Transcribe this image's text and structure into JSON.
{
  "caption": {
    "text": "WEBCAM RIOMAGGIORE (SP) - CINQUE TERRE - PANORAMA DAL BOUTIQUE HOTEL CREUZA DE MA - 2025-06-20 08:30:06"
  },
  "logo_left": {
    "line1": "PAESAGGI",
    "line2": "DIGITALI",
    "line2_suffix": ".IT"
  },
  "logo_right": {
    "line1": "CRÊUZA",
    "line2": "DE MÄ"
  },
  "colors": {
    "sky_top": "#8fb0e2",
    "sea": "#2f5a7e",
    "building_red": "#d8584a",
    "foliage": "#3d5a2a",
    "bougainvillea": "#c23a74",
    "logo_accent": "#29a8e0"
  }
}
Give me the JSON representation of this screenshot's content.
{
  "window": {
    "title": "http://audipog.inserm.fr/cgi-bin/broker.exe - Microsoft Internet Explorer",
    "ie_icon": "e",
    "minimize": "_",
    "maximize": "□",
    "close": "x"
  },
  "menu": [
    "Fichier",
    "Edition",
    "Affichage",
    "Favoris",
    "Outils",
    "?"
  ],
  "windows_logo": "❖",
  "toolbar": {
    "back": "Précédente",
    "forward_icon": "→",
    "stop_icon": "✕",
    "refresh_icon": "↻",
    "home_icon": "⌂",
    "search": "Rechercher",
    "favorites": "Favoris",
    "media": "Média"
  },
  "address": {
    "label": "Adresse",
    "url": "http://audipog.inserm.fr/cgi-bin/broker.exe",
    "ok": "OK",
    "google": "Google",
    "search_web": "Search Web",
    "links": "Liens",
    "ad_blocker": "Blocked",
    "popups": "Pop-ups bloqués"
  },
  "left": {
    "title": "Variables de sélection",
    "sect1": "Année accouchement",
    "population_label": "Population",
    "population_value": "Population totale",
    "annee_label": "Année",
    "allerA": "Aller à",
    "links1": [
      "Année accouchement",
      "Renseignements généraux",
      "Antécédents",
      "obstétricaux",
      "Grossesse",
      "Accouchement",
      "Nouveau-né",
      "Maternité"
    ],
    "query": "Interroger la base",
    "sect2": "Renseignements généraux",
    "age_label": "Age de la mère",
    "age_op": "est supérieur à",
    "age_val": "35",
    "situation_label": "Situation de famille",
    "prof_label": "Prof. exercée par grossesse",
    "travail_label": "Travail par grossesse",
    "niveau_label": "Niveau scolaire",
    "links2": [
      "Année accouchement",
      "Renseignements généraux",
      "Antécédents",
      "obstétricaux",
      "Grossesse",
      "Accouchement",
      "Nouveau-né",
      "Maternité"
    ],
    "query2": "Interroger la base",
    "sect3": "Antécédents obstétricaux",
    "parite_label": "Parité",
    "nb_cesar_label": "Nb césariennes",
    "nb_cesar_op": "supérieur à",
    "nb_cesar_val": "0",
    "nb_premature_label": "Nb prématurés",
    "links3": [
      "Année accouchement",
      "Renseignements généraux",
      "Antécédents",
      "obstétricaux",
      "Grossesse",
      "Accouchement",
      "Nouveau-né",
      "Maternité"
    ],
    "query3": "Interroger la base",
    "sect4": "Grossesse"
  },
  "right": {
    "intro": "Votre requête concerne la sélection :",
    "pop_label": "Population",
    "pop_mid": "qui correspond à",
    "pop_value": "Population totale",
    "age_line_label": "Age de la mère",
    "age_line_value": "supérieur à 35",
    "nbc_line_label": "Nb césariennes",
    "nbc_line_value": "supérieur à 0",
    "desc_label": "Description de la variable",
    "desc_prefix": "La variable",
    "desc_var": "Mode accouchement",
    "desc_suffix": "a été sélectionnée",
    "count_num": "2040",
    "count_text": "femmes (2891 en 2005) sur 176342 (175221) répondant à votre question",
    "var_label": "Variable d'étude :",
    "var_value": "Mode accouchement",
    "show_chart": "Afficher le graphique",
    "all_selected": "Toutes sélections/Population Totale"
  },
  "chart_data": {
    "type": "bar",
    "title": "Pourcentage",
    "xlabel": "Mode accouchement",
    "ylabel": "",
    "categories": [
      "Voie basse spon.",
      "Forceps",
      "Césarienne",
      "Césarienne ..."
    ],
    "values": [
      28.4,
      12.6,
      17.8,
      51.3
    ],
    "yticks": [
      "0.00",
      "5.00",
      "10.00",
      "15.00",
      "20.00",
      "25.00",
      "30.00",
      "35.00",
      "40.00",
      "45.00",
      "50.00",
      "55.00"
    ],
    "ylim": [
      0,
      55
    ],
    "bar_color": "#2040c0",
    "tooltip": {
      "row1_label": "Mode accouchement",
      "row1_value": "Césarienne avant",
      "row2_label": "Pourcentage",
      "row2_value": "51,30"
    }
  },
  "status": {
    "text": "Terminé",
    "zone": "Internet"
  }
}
-------
■ EXERCISE AIM: Each entry is to be returned in full, character for character.

■ CORRECT ANSWER:
Transcribe this image's text and structure into JSON.
{
  "caption": {
    "text": "WEBCAM RIOMAGGIORE (SP) - CINQUE TERRE - PANORAMA DAL BOUTIQUE HOTEL CREUZA DE MA - 2025-06-20 08:30:06"
  },
  "logo_left": {
    "line1": "PAESAGGI",
    "line2": "DIGITALI",
    "line2_suffix": ".IT"
  },
  "logo_right": {
    "line1": "CRÊUZA",
    "line2": "DE MÄ"
  },
  "colors": {
    "sky_top": "#8fb0e2",
    "sea": "#2f5a7e",
    "building_red": "#d8584a",
    "foliage": "#3d5a2a",
    "bougainvillea": "#c23a74",
    "logo_accent": "#29a8e0"
  }
}
Give me the JSON representation of this screenshot's content.
{
  "window": {
    "title": "http://audipog.inserm.fr/cgi-bin/broker.exe - Microsoft Internet Explorer",
    "ie_icon": "e",
    "minimize": "_",
    "maximize": "□",
    "close": "x"
  },
  "menu": [
    "Fichier",
    "Edition",
    "Affichage",
    "Favoris",
    "Outils",
    "?"
  ],
  "windows_logo": "❖",
  "toolbar": {
    "back": "Précédente",
    "forward_icon": "→",
    "stop_icon": "✕",
    "refresh_icon": "↻",
    "home_icon": "⌂",
    "search": "Rechercher",
    "favorites": "Favoris",
    "media": "Média"
  },
  "address": {
    "label": "Adresse",
    "url": "http://audipog.inserm.fr/cgi-bin/broker.exe",
    "ok": "OK",
    "google": "Google",
    "search_web": "Search Web",
    "links": "Liens",
    "ad_blocker": "Blocked",
    "popups": "Pop-ups bloqués"
  },
  "left": {
    "title": "Variables de sélection",
    "sect1": "Année accouchement",
    "population_label": "Population",
    "population_value": "Population totale",
    "annee_label": "Année",
    "allerA": "Aller à",
    "links1": [
      "Année accouchement",
      "Renseignements généraux",
      "Antécédents",
      "obstétricaux",
      "Grossesse",
      "Accouchement",
      "Nouveau-né",
      "Maternité"
    ],
    "query": "Interroger la base",
    "sect2": "Renseignements généraux",
    "age_label": "Age de la mère",
    "age_op": "est supérieur à",
    "age_val": "35",
    "situation_label": "Situation de famille",
    "prof_label": "Prof. exercée par grossesse",
    "travail_label": "Travail par grossesse",
    "niveau_label": "Niveau scolaire",
    "links2": [
      "Année accouchement",
      "Renseignements généraux",
      "Antécédents",
      "obstétricaux",
      "Grossesse",
      "Accouchement",
      "Nouveau-né",
      "Maternité"
    ],
    "query2": "Interroger la base",
    "sect3": "Antécédents obstétricaux",
    "parite_label": "Parité",
    "nb_cesar_label": "Nb césariennes",
    "nb_cesar_op": "supérieur à",
    "nb_cesar_val": "0",
    "nb_premature_label": "Nb prématurés",
    "links3": [
      "Année accouchement",
      "Renseignements généraux",
      "Antécédents",
      "obstétricaux",
      "Grossesse",
      "Accouchement",
      "Nouveau-né",
      "Maternité"
    ],
    "query3": "Interroger la base",
    "sect4": "Grossesse"
  },
  "right": {
    "intro": "Votre requête concerne la sélection :",
    "pop_label": "Population",
    "pop_mid": "qui correspond à",
    "pop_value": "Population totale",
    "age_line_label": "Age de la mère",
    "age_line_value": "supérieur à 35",
    "nbc_line_label": "Nb césariennes",
    "nbc_line_value": "supérieur à 0",
    "desc_label": "Description de la variable",
    "desc_prefix": "La variable",
    "desc_var": "Mode accouchement",
    "desc_suffix": "a été sélectionnée",
    "count_num": "2040",
    "count_text": "femmes (2891 en 2005) sur 176342 (175221) répondant à votre question",
    "var_label": "Variable d'étude :",
    "var_value": "Mode accouchement",
    "show_chart": "Afficher le graphique",
    "all_selected": "Toutes sélections/Population Totale"
  },
  "chart_data": {
    "type": "bar",
    "title": "Pourcentage",
    "xlabel": "Mode accouchement",
    "ylabel": "",
    "categories": [
      "Voie basse spon.",
      "Forceps",
      "Césarienne",
      "Césarienne ..."
    ],
    "values": [
      28.4,
      12.6,
      17.8,
      51.3
    ],
    "yticks": [
      "0.00",
      "5.00",
      "10.00",
      "15.00",
      "20.00",
      "25.00",
      "30.00",
      "35.00",
      "40.00",
      "45.00",
      "50.00",
      "55.00"
    ],
    "ylim": [
      0,
      55
    ],
    "bar_color": "#2040c0",
    "tooltip": {
      "row1_label": "Mode accouchement",
      "row1_value": "Césarienne avant",
      "row2_label": "Pourcentage",
      "row2_value": "51,30"
    }
  },
  "status": {
    "text": "Terminé",
    "zone": "Internet"
  }
}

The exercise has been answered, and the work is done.